▶ [What needs to be done]
Find each line holding the word "está" and give the number of such lines, nothing else.

▶ [Records]
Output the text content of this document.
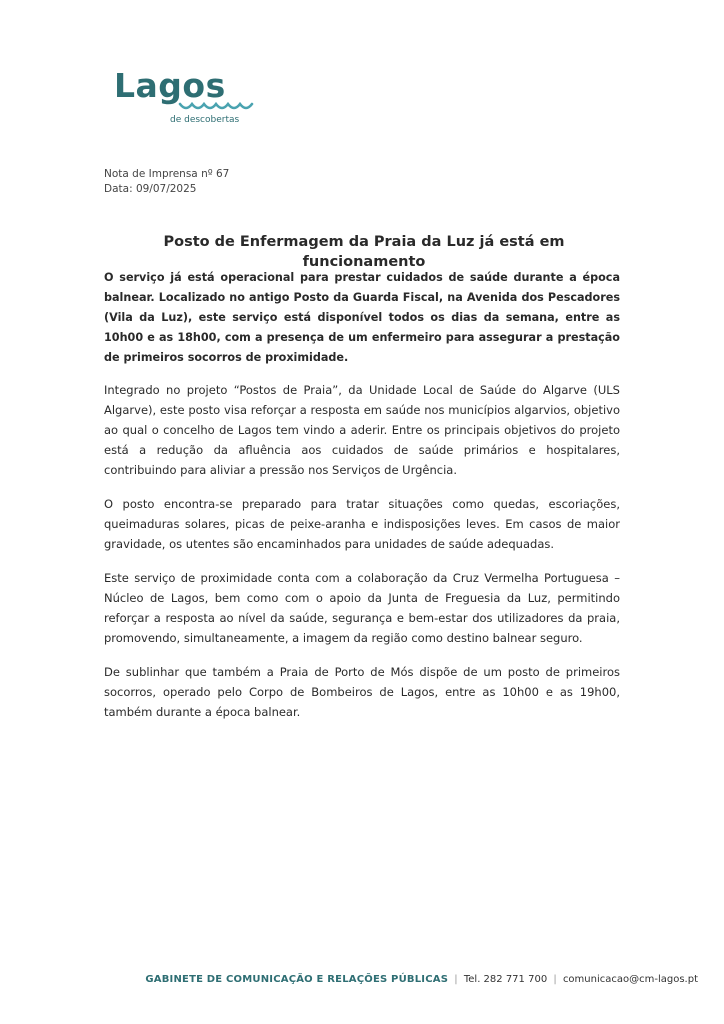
Lagos
de descobertas
Nota de Imprensa nº 67
Data: 09/07/2025
Posto de Enfermagem da Praia da Luz já está em funcionamento

O serviço já está operacional para prestar cuidados de saúde durante a época balnear. Localizado no antigo Posto da Guarda Fiscal, na Avenida dos Pescadores (Vila da Luz), este serviço está disponível todos os dias da semana, entre as 10h00 e as 18h00, com a presença de um enfermeiro para assegurar a prestação de primeiros socorros de proximidade.

Integrado no projeto “Postos de Praia”, da Unidade Local de Saúde do Algarve (ULS Algarve), este posto visa reforçar a resposta em saúde nos municípios algarvios, objetivo ao qual o concelho de Lagos tem vindo a aderir. Entre os principais objetivos do projeto está a redução da afluência aos cuidados de saúde primários e hospitalares, contribuindo para aliviar a pressão nos Serviços de Urgência.

O posto encontra-se preparado para tratar situações como quedas, escoriações, queimaduras solares, picas de peixe-aranha e indisposições leves. Em casos de maior gravidade, os utentes são encaminhados para unidades de saúde adequadas.

Este serviço de proximidade conta com a colaboração da Cruz Vermelha Portuguesa – Núcleo de Lagos, bem como com o apoio da Junta de Freguesia da Luz, permitindo reforçar a resposta ao nível da saúde, segurança e bem-estar dos utilizadores da praia, promovendo, simultaneamente, a imagem da região como destino balnear seguro.

De sublinhar que também a Praia de Porto de Mós dispõe de um posto de primeiros socorros, operado pelo Corpo de Bombeiros de Lagos, entre as 10h00 e as 19h00, também durante a época balnear.

GABINETE DE COMUNICAÇÃO E RELAÇÕES PÚBLICAS | Tel. 282 771 700 | comunicacao@cm-lagos.pt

▶ [Exercise result]
3